— YOUR OBJECTIVE —
Sift the listing for lines that hold the string "Blue" and pull them out.

---- RECORD EXTRACTS

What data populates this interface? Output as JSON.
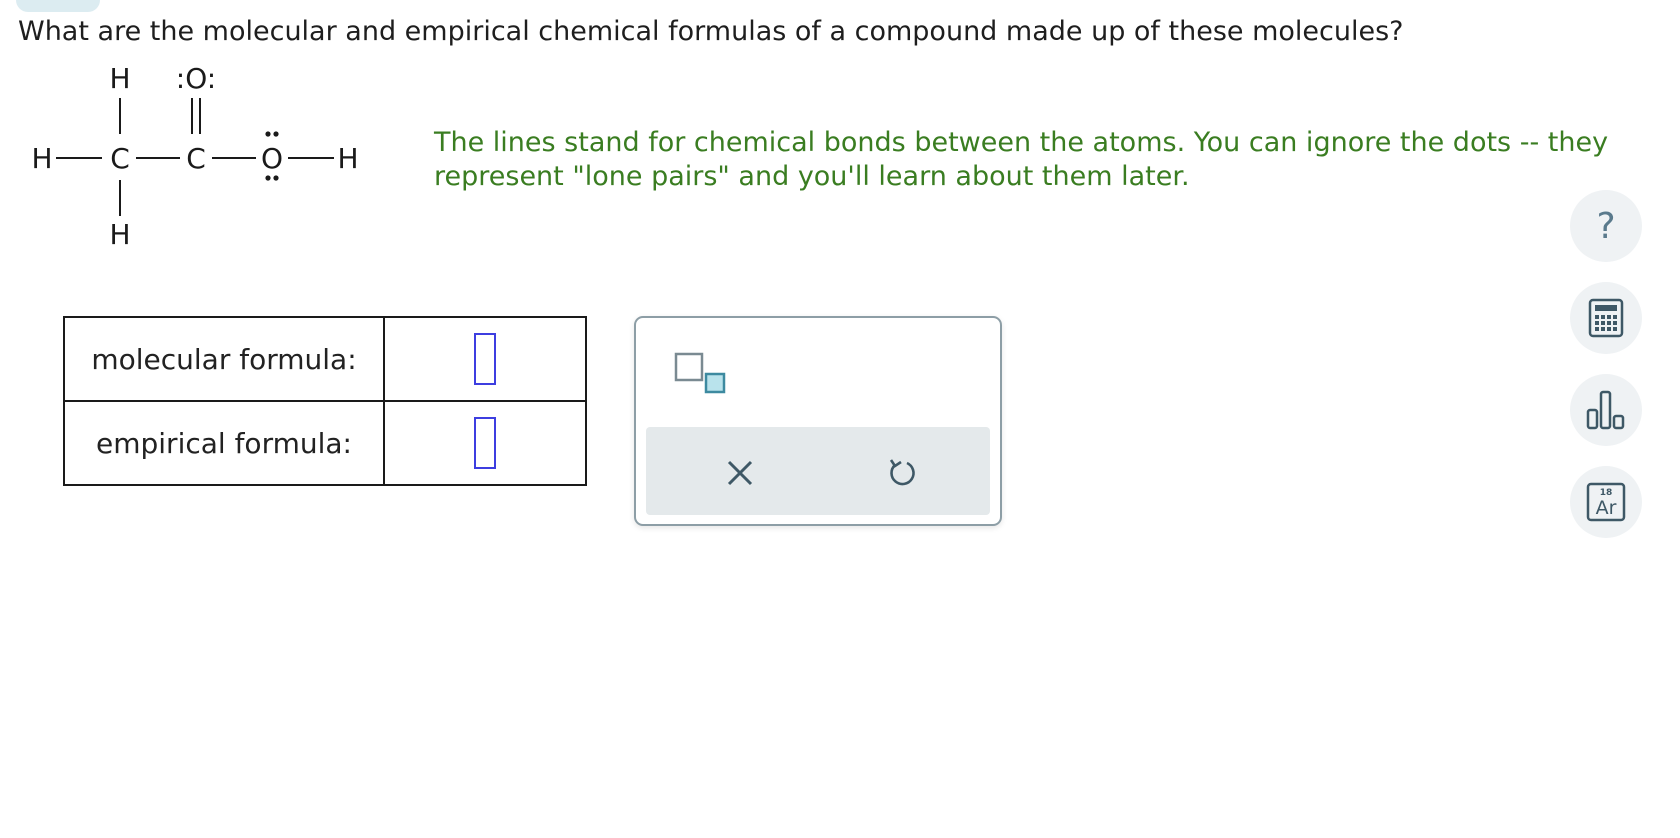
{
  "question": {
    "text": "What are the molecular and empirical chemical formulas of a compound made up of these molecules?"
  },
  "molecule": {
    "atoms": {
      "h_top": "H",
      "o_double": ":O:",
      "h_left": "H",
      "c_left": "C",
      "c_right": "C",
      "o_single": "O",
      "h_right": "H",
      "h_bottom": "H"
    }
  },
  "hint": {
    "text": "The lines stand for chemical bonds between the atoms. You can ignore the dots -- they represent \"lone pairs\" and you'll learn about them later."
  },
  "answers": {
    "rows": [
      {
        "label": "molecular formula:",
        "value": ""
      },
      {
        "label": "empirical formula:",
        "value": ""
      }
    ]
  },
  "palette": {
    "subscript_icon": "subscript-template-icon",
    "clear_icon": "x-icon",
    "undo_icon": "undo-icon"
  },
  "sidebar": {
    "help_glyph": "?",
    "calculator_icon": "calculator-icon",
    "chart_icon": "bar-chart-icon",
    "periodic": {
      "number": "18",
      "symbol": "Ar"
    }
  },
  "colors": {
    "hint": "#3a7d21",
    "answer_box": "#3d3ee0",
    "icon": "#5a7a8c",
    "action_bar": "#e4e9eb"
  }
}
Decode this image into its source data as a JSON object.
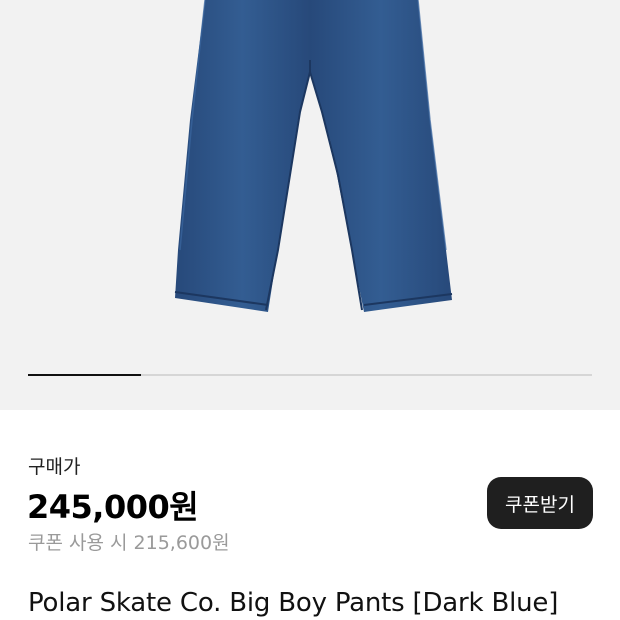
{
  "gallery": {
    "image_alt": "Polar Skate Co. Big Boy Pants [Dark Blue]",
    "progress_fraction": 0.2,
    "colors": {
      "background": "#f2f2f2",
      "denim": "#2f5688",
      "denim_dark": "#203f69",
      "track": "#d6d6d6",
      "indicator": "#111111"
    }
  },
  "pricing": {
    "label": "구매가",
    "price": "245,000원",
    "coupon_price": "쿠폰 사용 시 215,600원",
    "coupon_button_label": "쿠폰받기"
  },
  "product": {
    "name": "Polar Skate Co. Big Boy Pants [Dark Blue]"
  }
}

--------

— PROBLEM SOLUTION —
    "image_alt": "Polar Skate Co. Big Boy Pants [Dark Blue]",
    "name": "Polar Skate Co. Big Boy Pants [Dark Blue]"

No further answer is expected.